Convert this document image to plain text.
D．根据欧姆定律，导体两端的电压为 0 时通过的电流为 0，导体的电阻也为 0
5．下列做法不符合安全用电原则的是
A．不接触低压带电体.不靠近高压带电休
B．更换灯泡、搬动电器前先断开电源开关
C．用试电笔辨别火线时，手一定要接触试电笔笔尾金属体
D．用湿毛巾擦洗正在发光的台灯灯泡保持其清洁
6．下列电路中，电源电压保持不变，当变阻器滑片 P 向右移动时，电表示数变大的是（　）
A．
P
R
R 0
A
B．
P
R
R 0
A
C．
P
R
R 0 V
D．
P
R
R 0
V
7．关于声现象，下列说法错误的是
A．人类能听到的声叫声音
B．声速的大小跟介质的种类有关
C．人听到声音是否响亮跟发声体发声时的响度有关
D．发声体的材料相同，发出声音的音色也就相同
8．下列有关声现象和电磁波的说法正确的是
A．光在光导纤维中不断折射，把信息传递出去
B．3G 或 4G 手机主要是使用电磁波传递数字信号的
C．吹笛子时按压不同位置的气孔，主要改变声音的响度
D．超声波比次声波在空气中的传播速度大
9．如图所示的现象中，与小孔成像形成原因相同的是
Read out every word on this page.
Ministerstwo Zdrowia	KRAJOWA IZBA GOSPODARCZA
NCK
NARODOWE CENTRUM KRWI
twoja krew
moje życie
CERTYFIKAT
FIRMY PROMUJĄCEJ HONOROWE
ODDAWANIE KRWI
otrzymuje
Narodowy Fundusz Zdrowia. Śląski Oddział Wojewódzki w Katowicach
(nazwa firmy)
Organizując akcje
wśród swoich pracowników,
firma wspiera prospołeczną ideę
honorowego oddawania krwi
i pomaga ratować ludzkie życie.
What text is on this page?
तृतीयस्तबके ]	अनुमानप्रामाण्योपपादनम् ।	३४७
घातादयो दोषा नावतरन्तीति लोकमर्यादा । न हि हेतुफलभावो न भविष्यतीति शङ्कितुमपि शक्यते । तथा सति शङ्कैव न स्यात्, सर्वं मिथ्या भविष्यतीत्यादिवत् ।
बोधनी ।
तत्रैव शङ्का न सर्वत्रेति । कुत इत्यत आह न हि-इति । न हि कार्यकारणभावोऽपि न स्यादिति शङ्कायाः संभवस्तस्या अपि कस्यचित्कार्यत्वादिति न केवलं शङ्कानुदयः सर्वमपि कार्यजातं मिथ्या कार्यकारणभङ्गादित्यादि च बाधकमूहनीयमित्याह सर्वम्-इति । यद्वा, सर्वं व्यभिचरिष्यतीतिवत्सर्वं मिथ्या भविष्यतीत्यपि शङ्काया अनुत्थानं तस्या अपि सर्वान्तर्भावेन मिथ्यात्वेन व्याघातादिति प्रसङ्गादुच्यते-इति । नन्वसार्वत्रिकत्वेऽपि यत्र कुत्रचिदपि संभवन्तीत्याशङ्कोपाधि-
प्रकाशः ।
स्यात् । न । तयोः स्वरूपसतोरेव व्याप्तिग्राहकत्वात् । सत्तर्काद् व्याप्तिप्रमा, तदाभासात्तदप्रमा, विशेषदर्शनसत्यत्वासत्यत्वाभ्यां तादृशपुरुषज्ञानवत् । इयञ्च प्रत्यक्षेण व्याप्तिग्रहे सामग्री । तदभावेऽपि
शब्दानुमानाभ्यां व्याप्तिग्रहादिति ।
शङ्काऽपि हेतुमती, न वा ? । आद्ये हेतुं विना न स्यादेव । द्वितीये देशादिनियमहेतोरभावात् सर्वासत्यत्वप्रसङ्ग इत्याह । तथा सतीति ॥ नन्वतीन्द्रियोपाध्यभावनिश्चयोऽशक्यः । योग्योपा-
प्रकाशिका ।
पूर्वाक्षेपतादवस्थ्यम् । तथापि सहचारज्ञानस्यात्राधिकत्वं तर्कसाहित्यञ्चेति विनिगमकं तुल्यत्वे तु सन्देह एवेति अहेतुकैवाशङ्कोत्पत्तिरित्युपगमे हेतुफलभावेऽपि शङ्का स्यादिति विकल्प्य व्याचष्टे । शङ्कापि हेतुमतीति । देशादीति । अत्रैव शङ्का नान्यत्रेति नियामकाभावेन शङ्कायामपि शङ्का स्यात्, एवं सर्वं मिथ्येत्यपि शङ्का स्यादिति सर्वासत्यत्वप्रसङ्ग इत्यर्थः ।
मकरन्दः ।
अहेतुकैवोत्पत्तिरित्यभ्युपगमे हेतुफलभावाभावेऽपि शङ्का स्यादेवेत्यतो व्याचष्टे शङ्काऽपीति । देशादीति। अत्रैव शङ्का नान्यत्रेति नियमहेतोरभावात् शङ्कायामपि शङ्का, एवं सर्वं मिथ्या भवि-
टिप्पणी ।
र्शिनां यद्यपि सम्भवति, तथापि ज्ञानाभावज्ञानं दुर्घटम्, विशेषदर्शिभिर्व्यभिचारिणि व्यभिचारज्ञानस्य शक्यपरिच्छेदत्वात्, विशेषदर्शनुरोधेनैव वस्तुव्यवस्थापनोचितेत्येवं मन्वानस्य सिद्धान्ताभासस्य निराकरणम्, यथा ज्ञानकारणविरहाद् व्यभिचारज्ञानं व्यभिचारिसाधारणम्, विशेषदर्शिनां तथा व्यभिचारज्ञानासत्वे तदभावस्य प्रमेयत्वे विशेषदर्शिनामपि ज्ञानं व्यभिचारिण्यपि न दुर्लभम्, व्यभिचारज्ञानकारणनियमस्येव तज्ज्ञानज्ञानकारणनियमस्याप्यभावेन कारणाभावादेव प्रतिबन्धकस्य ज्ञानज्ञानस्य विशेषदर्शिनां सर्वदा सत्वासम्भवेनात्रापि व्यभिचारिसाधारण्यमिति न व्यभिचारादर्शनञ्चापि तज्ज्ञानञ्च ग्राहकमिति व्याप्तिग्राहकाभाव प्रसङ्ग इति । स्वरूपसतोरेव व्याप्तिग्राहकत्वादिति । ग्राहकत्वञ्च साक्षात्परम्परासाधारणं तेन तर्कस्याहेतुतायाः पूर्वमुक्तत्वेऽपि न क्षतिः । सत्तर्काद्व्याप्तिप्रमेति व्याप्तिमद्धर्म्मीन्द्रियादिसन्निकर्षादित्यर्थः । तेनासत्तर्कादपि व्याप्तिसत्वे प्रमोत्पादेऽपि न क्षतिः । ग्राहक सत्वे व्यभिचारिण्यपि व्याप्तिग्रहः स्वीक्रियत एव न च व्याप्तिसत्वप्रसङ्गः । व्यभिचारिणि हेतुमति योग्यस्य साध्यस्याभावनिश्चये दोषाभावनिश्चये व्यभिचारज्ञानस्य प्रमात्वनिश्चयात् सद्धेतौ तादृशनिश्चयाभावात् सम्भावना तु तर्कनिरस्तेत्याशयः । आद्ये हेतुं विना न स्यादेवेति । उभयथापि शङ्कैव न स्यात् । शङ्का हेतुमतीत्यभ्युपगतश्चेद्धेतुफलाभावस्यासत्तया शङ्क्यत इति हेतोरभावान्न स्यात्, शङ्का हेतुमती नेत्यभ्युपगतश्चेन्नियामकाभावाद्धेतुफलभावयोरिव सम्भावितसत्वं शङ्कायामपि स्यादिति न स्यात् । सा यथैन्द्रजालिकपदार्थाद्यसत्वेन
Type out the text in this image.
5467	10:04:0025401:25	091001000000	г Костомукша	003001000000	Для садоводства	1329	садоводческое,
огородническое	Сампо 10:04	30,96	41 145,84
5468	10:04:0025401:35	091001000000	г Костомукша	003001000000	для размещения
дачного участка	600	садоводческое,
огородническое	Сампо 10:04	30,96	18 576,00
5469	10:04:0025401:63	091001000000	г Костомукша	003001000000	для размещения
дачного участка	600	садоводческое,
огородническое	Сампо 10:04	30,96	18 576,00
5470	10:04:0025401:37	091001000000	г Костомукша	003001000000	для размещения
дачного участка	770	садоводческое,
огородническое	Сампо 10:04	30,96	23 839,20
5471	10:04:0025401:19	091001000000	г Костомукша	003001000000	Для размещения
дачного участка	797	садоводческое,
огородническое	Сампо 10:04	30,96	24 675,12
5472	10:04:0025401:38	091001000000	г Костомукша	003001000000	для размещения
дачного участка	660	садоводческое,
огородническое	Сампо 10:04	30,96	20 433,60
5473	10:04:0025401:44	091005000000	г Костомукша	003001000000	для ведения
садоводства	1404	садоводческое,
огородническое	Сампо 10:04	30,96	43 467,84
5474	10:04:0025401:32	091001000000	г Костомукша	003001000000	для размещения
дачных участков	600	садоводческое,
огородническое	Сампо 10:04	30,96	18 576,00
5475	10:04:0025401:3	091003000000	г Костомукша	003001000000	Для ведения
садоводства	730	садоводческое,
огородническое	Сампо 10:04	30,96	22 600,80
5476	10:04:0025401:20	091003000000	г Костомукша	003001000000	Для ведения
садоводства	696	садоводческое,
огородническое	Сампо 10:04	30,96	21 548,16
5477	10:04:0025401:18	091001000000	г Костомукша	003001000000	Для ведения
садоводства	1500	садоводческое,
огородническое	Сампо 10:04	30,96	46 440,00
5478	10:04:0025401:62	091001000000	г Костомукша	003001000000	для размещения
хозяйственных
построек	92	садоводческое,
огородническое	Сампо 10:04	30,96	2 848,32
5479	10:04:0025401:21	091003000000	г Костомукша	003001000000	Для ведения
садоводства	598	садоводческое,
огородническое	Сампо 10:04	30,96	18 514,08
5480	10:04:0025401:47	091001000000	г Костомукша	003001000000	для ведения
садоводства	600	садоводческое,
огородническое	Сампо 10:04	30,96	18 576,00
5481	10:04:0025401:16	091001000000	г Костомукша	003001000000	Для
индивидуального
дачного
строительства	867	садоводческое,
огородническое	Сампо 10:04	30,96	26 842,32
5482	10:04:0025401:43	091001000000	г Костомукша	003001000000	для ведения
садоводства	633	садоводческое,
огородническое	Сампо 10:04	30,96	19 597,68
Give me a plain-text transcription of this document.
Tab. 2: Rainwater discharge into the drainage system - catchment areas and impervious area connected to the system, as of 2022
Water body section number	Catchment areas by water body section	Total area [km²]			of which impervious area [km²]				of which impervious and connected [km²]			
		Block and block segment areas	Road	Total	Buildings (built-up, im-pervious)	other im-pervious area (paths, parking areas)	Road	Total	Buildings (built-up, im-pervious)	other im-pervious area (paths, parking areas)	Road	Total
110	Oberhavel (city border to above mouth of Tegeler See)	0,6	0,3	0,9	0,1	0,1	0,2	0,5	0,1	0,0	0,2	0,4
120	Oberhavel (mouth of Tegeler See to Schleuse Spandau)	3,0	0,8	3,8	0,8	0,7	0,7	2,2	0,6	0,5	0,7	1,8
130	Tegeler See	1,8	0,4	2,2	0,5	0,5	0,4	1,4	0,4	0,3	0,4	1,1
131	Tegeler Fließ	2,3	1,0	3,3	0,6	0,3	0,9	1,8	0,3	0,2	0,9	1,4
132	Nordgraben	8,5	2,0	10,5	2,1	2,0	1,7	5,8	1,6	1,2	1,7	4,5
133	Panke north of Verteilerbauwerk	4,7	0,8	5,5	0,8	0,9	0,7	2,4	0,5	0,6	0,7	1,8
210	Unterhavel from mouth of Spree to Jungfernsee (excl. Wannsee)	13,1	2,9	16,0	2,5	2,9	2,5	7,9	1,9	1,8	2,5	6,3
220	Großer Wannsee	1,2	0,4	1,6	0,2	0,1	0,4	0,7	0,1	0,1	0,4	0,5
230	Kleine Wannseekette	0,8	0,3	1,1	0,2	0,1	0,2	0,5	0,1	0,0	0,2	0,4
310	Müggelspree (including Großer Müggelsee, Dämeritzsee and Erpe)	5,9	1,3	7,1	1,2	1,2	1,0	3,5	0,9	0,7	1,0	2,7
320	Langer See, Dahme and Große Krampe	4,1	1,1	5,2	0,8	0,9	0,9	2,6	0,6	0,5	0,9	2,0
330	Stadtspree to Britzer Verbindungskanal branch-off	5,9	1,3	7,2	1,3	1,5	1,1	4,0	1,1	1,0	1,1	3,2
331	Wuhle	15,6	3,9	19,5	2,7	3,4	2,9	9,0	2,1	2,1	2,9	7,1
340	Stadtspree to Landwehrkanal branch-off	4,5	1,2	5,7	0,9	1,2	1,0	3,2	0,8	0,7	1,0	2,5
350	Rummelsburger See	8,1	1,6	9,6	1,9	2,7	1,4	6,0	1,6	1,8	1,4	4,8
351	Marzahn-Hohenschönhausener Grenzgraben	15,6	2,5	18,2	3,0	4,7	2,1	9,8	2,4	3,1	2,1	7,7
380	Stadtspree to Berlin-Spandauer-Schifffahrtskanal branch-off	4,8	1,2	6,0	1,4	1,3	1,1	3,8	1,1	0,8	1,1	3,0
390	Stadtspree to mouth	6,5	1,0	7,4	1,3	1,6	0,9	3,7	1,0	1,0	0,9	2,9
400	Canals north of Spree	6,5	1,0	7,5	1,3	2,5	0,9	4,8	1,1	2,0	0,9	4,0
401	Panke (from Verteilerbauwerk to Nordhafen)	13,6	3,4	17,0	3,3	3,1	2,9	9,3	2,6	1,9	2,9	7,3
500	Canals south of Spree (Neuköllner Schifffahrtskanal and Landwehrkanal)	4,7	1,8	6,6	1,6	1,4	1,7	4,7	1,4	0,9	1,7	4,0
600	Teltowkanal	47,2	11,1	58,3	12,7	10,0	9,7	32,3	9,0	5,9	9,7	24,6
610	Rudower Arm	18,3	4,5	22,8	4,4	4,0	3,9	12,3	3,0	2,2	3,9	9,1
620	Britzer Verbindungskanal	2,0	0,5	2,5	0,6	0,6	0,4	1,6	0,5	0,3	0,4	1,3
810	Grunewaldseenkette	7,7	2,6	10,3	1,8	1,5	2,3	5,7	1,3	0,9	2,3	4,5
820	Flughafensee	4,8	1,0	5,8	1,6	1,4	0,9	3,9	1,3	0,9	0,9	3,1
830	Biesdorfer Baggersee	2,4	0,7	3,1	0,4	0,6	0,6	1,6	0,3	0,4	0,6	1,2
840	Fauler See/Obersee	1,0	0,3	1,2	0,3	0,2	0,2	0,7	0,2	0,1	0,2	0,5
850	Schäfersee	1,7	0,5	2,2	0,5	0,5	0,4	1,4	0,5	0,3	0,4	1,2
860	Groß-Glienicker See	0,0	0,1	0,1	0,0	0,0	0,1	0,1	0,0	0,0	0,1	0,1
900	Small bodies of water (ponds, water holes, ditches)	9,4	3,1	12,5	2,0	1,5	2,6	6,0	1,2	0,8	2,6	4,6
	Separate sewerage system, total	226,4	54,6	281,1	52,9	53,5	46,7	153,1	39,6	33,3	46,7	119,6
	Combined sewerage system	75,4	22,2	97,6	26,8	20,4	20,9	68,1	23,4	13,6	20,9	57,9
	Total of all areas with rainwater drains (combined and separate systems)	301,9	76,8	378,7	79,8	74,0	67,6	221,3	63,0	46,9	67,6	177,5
____________
** Task requirements **
Take every line that includes the string "image" and copy it.

** Worked solution **
Convert this document image to plain text.
Type out the text in this image.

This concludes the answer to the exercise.